[Entries taken from a collection]
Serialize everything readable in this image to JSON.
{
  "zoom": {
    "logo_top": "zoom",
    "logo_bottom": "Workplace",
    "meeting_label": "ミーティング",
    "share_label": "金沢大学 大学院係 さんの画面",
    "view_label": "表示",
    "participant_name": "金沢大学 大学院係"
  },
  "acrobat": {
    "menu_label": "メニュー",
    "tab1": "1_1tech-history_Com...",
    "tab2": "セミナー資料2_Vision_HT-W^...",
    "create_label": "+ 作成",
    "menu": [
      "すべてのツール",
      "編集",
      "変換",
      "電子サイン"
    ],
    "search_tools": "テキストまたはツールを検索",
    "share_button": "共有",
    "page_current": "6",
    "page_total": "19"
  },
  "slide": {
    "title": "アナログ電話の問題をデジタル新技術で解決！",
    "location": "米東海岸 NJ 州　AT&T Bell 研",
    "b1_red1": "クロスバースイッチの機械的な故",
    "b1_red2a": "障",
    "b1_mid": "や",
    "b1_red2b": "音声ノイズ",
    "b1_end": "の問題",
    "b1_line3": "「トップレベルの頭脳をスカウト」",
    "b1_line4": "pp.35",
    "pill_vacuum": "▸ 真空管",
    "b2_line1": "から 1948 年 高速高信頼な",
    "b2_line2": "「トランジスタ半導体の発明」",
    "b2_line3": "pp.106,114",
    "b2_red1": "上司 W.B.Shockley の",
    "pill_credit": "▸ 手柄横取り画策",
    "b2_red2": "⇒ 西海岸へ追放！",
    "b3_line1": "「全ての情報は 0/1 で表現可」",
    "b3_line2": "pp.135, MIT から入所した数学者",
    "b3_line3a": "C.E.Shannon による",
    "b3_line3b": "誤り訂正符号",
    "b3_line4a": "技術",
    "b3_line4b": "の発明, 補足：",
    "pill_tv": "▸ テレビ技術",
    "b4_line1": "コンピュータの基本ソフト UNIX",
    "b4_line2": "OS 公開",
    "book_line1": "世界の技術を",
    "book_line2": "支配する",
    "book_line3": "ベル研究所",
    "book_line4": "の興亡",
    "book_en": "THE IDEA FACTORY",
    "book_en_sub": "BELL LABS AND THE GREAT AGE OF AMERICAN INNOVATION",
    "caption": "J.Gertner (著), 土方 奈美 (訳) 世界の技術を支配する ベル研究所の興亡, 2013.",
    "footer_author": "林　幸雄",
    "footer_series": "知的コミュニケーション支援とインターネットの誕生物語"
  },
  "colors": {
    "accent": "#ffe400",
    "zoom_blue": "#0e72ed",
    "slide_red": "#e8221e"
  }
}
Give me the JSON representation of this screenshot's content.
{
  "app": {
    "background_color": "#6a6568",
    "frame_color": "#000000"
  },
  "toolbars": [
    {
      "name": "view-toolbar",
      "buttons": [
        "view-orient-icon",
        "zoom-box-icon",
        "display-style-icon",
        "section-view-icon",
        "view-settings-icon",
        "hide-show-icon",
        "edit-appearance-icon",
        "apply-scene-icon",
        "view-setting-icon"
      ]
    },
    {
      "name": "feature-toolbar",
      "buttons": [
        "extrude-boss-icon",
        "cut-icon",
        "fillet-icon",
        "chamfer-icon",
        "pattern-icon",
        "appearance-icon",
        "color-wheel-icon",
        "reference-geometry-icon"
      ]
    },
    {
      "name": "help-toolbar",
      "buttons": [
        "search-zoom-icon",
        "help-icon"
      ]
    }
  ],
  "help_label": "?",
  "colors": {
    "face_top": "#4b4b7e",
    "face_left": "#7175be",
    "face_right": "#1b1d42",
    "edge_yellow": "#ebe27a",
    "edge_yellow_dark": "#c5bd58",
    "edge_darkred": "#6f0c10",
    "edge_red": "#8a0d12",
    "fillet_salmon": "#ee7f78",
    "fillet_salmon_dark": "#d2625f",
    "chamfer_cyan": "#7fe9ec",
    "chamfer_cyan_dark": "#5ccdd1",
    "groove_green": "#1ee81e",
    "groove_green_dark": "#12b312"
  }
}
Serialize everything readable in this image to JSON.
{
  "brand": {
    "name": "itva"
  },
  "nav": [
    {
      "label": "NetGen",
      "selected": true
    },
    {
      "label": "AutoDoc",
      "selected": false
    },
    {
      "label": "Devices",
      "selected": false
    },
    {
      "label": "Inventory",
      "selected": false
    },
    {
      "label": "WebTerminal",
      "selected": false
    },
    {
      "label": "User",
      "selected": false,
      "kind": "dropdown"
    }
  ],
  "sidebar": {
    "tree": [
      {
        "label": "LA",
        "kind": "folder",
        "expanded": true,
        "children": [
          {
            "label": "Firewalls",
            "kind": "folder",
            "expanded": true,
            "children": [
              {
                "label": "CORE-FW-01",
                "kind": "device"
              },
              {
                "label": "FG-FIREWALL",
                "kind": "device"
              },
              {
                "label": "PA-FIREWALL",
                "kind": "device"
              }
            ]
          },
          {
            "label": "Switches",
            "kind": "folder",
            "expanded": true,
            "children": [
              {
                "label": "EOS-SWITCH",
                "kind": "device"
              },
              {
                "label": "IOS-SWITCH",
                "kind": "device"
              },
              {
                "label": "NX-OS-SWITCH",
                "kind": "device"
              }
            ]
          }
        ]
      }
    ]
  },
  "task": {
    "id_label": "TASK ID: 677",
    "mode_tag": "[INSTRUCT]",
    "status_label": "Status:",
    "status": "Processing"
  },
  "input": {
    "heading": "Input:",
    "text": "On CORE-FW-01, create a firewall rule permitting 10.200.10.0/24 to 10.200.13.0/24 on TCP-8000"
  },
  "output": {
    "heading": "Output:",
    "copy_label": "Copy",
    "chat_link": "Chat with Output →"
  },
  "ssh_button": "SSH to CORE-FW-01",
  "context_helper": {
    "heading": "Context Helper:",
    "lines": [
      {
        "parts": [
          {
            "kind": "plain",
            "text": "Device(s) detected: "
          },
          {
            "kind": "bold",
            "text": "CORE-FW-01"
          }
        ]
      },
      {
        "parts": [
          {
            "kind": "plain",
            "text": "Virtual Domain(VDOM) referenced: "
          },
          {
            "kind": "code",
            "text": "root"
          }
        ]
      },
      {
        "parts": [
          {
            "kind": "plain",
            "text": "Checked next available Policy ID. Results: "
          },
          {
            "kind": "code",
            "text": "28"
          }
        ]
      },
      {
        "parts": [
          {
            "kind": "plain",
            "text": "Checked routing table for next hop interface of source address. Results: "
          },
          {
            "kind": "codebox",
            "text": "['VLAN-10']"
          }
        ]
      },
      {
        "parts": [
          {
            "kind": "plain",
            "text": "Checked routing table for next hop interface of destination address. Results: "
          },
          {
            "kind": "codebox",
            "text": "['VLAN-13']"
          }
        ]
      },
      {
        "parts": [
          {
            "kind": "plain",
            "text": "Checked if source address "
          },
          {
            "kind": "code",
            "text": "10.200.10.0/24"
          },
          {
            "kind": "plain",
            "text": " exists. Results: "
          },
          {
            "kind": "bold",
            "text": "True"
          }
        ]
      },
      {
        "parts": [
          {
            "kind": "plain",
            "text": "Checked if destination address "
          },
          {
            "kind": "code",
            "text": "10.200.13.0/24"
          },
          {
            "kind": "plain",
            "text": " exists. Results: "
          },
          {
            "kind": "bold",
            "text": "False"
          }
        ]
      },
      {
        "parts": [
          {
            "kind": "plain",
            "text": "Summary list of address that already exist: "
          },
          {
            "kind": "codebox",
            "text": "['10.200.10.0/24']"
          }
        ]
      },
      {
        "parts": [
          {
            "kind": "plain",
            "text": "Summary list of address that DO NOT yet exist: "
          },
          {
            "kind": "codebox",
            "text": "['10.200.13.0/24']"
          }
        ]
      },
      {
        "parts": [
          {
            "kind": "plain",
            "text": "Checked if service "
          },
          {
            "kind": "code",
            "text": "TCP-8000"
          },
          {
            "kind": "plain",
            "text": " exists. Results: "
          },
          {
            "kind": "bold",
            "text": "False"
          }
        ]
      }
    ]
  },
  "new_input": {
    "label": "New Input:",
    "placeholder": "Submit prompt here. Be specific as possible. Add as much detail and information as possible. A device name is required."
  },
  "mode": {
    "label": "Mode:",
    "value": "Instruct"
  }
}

• **Given instruction**: Among the lines of the material, find those that hold the word "Summary" and copy them.

• **Output of the exercise**:
            "text": "Summary list of address that already exist: "
            "text": "Summary list of address that DO NOT yet exist: "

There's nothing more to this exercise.